-------- Records to process
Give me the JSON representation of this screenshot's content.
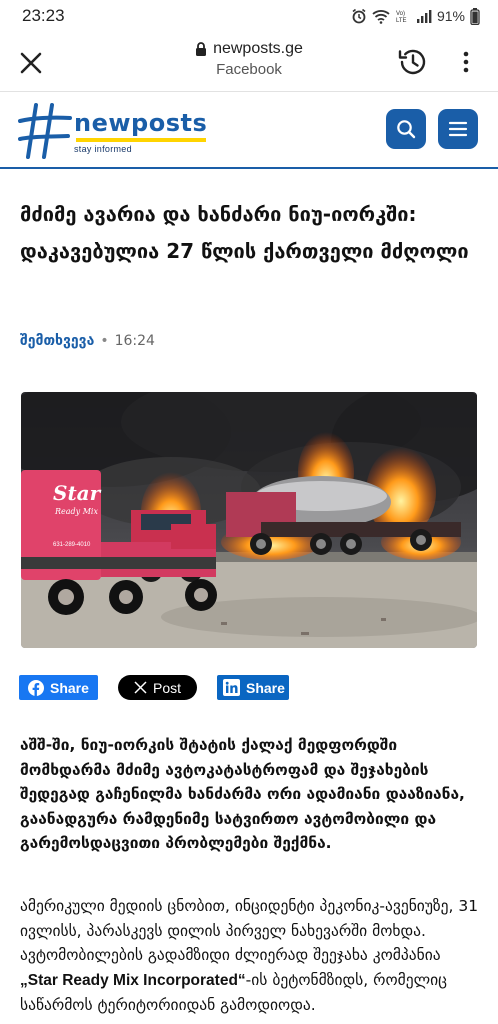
{
  "status_bar": {
    "time": "23:23",
    "battery": "91%"
  },
  "browser": {
    "domain": "newposts.ge",
    "source": "Facebook"
  },
  "site": {
    "logo_text": "newposts",
    "tagline": "stay informed"
  },
  "article": {
    "title": "მძიმე ავარია და ხანძარი ნიუ-იორკში: დაკავებულია 27 წლის ქართველი მძღოლი",
    "category": "შემთხვევა",
    "time": "16:24",
    "share": {
      "facebook": "Share",
      "x": "Post",
      "linkedin": "Share"
    },
    "lead": "აშშ-ში, ნიუ-იორკის შტატის ქალაქ მედფორდში მომხდარმა მძიმე ავტოკატასტროფამ და შეჯახების შედეგად გაჩენილმა ხანძარმა ორი ადამიანი დააზიანა, გაანადგურა რამდენიმე სატვირთო ავტომობილი და გარემოსდაცვითი პრობლემები შექმნა.",
    "body_before": "ამერიკული მედიის ცნობით, ინციდენტი პეკონიკ-ავენიუზე, 31 ივლისს, პარასკევს დილის პირველ ნახევარში მოხდა. ავტომობილების გადამზიდი ძლიერად შეეჯახა კომპანია ",
    "body_company": "„Star Ready Mix Incorporated“",
    "body_after": "-ის ბეტონმზიდს, რომელიც საწარმოს ტერიტორიიდან გამოდიოდა."
  },
  "hero_image": {
    "truck_text": "Star",
    "truck_sub": "Ready Mix",
    "phone": "631-289-4010"
  },
  "colors": {
    "brand": "#1a5ea8",
    "facebook": "#1877f2",
    "x": "#000000",
    "linkedin": "#0a66c2"
  }
}
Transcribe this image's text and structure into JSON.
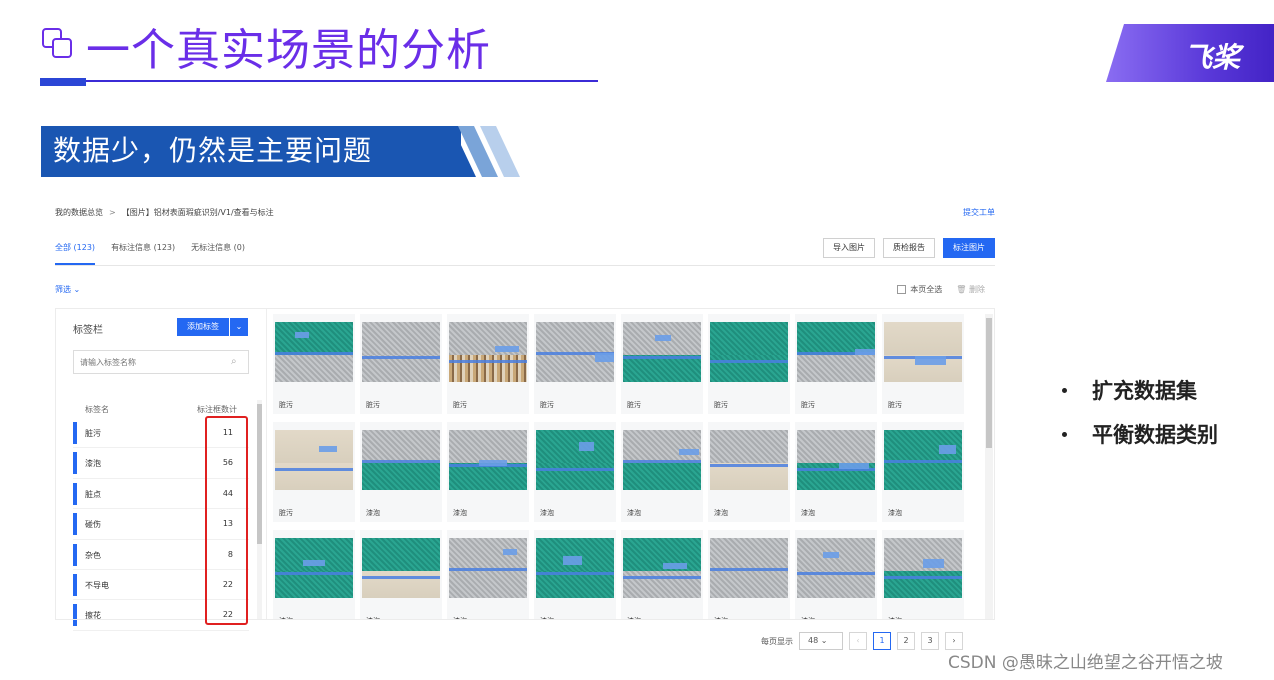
{
  "slide": {
    "title": "一个真实场景的分析",
    "brand_text": "飞桨",
    "section_banner": "数据少，仍然是主要问题",
    "bullets": [
      "扩充数据集",
      "平衡数据类别"
    ],
    "watermark": "CSDN @愚昧之山绝望之谷开悟之坡",
    "colors": {
      "title": "#6a2ee8",
      "banner": "#1a56b2",
      "accent": "#2468f2",
      "highlight": "#e02020"
    }
  },
  "screen": {
    "breadcrumb": [
      "我的数据总览",
      "【图片】铝材表面瑕疵识别/V1/查看与标注"
    ],
    "submit_ticket": "提交工单",
    "tabs": [
      {
        "label": "全部 (123)",
        "active": true
      },
      {
        "label": "有标注信息 (123)",
        "active": false
      },
      {
        "label": "无标注信息 (0)",
        "active": false
      }
    ],
    "actions": {
      "import": "导入图片",
      "quality_report": "质检报告",
      "annotate": "标注图片"
    },
    "filter": "筛选",
    "select_all": "本页全选",
    "delete": "删除",
    "label_panel": {
      "title": "标签栏",
      "add_button": "添加标签",
      "search_placeholder": "请输入标签名称",
      "col_name": "标签名",
      "col_count": "标注框数计",
      "items": [
        {
          "name": "脏污",
          "count": 11
        },
        {
          "name": "漆泡",
          "count": 56
        },
        {
          "name": "脏点",
          "count": 44
        },
        {
          "name": "碰伤",
          "count": 13
        },
        {
          "name": "杂色",
          "count": 8
        },
        {
          "name": "不导电",
          "count": 22
        },
        {
          "name": "擦花",
          "count": 22
        }
      ]
    },
    "thumbnails": [
      {
        "label": "脏污",
        "style": "teal-gray"
      },
      {
        "label": "脏污",
        "style": "gray-gray"
      },
      {
        "label": "脏污",
        "style": "rust"
      },
      {
        "label": "脏污",
        "style": "gray-gray"
      },
      {
        "label": "脏污",
        "style": "gray-teal"
      },
      {
        "label": "脏污",
        "style": "teal-teal"
      },
      {
        "label": "脏污",
        "style": "teal-gray"
      },
      {
        "label": "脏污",
        "style": "beige"
      },
      {
        "label": "脏污",
        "style": "beige-plain"
      },
      {
        "label": "漆泡",
        "style": "gray-teal"
      },
      {
        "label": "漆泡",
        "style": "gray-teal"
      },
      {
        "label": "漆泡",
        "style": "teal-teal"
      },
      {
        "label": "漆泡",
        "style": "gray-teal"
      },
      {
        "label": "漆泡",
        "style": "gray-beige"
      },
      {
        "label": "漆泡",
        "style": "gray-teal"
      },
      {
        "label": "漆泡",
        "style": "teal-teal"
      },
      {
        "label": "漆泡",
        "style": "teal-teal"
      },
      {
        "label": "漆泡",
        "style": "teal-beige"
      },
      {
        "label": "漆泡",
        "style": "gray-gray"
      },
      {
        "label": "漆泡",
        "style": "teal-teal"
      },
      {
        "label": "漆泡",
        "style": "teal-gray"
      },
      {
        "label": "漆泡",
        "style": "gray-gray"
      },
      {
        "label": "漆泡",
        "style": "gray-gray"
      },
      {
        "label": "漆泡",
        "style": "gray-teal"
      }
    ],
    "pagination": {
      "per_page_label": "每页显示",
      "page_size": "48",
      "pages": [
        "1",
        "2",
        "3"
      ],
      "current": "1"
    }
  }
}
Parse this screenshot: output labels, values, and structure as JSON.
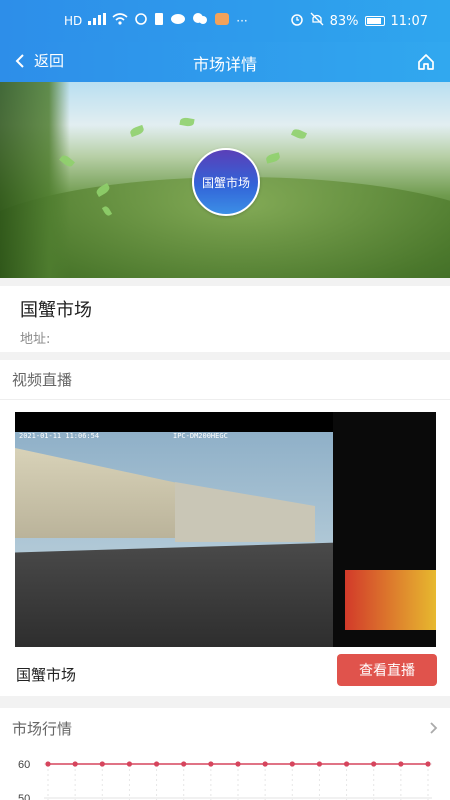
{
  "status_bar": {
    "left_text": "HD",
    "signal_label": "⁴⁶",
    "battery_pct": "83%",
    "time": "11:07",
    "icons": [
      "signal-icon",
      "wifi-icon",
      "sync-icon",
      "sim-icon",
      "message-icon",
      "chat-icon",
      "app-icon",
      "more-icon",
      "alarm-icon",
      "mute-icon",
      "battery-icon"
    ]
  },
  "nav": {
    "back_label": "返回",
    "title": "市场详情"
  },
  "hero": {
    "badge_text": "国蟹市场"
  },
  "market": {
    "name": "国蟹市场",
    "address_label": "地址:"
  },
  "video_section": {
    "heading": "视频直播",
    "timestamp_overlay": "2021-01-11 11:06:54",
    "camera_overlay": "IPC-DM200HEGC",
    "caption": "国蟹市场",
    "watch_button": "查看直播"
  },
  "market_section": {
    "heading": "市场行情"
  },
  "chart_data": {
    "type": "line",
    "y_tick_labels": [
      "60",
      "50"
    ],
    "series": [
      {
        "values": [
          60,
          60,
          60,
          60,
          60,
          60,
          60,
          60,
          60,
          60,
          60,
          60,
          60,
          60,
          60
        ],
        "color": "#d6455d"
      }
    ],
    "ylim": [
      50,
      60
    ],
    "grid": true
  },
  "colors": {
    "header_start": "#2d8ee9",
    "header_end": "#31a8ef",
    "button_red": "#e0534c",
    "series_line": "#d6455d"
  }
}
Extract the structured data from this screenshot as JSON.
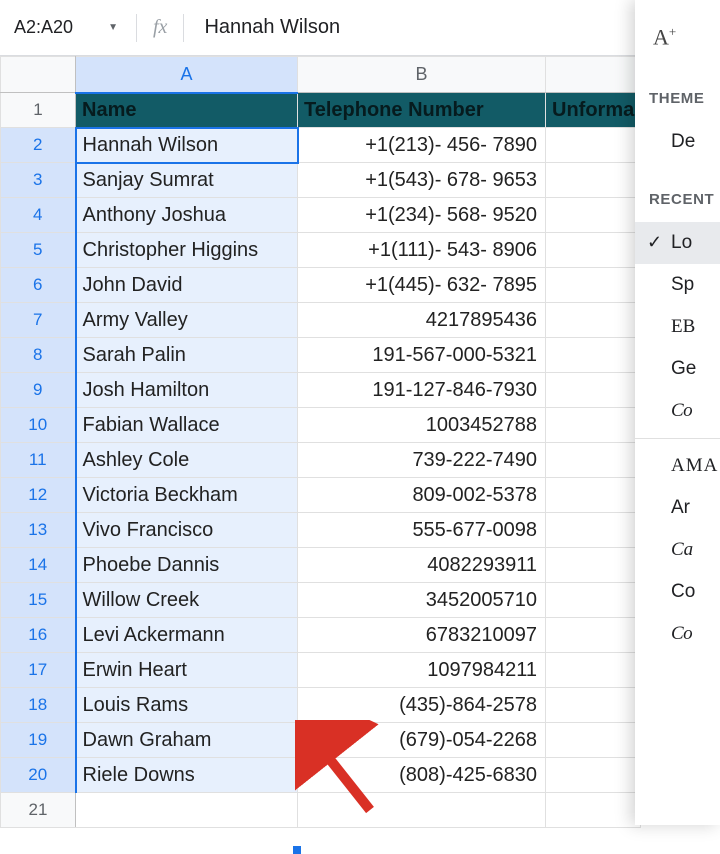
{
  "namebox": {
    "range": "A2:A20"
  },
  "formula": {
    "fx": "fx",
    "value": "Hannah Wilson"
  },
  "columns": {
    "A": "A",
    "B": "B",
    "C": ""
  },
  "header_row": {
    "A": "Name",
    "B": "Telephone Number",
    "C": "Unforma"
  },
  "rows": [
    {
      "n": "1"
    },
    {
      "n": "2",
      "A": "Hannah Wilson",
      "B": "+1(213)- 456- 7890"
    },
    {
      "n": "3",
      "A": "Sanjay Sumrat",
      "B": "+1(543)- 678- 9653"
    },
    {
      "n": "4",
      "A": "Anthony Joshua",
      "B": "+1(234)- 568- 9520"
    },
    {
      "n": "5",
      "A": "Christopher Higgins",
      "B": "+1(111)- 543- 8906"
    },
    {
      "n": "6",
      "A": "John David",
      "B": "+1(445)- 632- 7895"
    },
    {
      "n": "7",
      "A": "Army Valley",
      "B": "4217895436"
    },
    {
      "n": "8",
      "A": "Sarah Palin",
      "B": "191-567-000-5321"
    },
    {
      "n": "9",
      "A": "Josh Hamilton",
      "B": "191-127-846-7930"
    },
    {
      "n": "10",
      "A": "Fabian Wallace",
      "B": "1003452788"
    },
    {
      "n": "11",
      "A": "Ashley Cole",
      "B": "739-222-7490"
    },
    {
      "n": "12",
      "A": "Victoria Beckham",
      "B": "809-002-5378"
    },
    {
      "n": "13",
      "A": "Vivo Francisco",
      "B": "555-677-0098"
    },
    {
      "n": "14",
      "A": "Phoebe Dannis",
      "B": "4082293911"
    },
    {
      "n": "15",
      "A": "Willow Creek",
      "B": "3452005710"
    },
    {
      "n": "16",
      "A": "Levi Ackermann",
      "B": "6783210097"
    },
    {
      "n": "17",
      "A": "Erwin Heart",
      "B": "1097984211"
    },
    {
      "n": "18",
      "A": "Louis Rams",
      "B": "(435)-864-2578"
    },
    {
      "n": "19",
      "A": "Dawn Graham",
      "B": "(679)-054-2268"
    },
    {
      "n": "20",
      "A": "Riele Downs",
      "B": "(808)-425-6830"
    },
    {
      "n": "21",
      "A": "",
      "B": ""
    }
  ],
  "panel": {
    "icon_main": "A",
    "icon_plus": "+",
    "section_theme": "THEME",
    "theme_item": "De",
    "section_recent": "RECENT",
    "items": [
      {
        "label": "Lo",
        "selected": true
      },
      {
        "label": "Sp"
      },
      {
        "label": "EB"
      },
      {
        "label": "Ge"
      },
      {
        "label": "Co"
      },
      {
        "label": "AMA"
      },
      {
        "label": "Ar"
      },
      {
        "label": "Ca"
      },
      {
        "label": "Co"
      },
      {
        "label": "Co"
      }
    ]
  }
}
----------------
* _Short problem_
Set out every line from the material that contains the string "title".

* _Answer below_
    "title": "მძიმე ავარია და ხანძარი ნიუ-იორკში: დაკავებულია 27 წლის ქართველი მძღოლი",
    "title": "一个真实场景的分析",
      "title": "#6a2ee8",
      "title": "标签栏",
    "title": "市场详情"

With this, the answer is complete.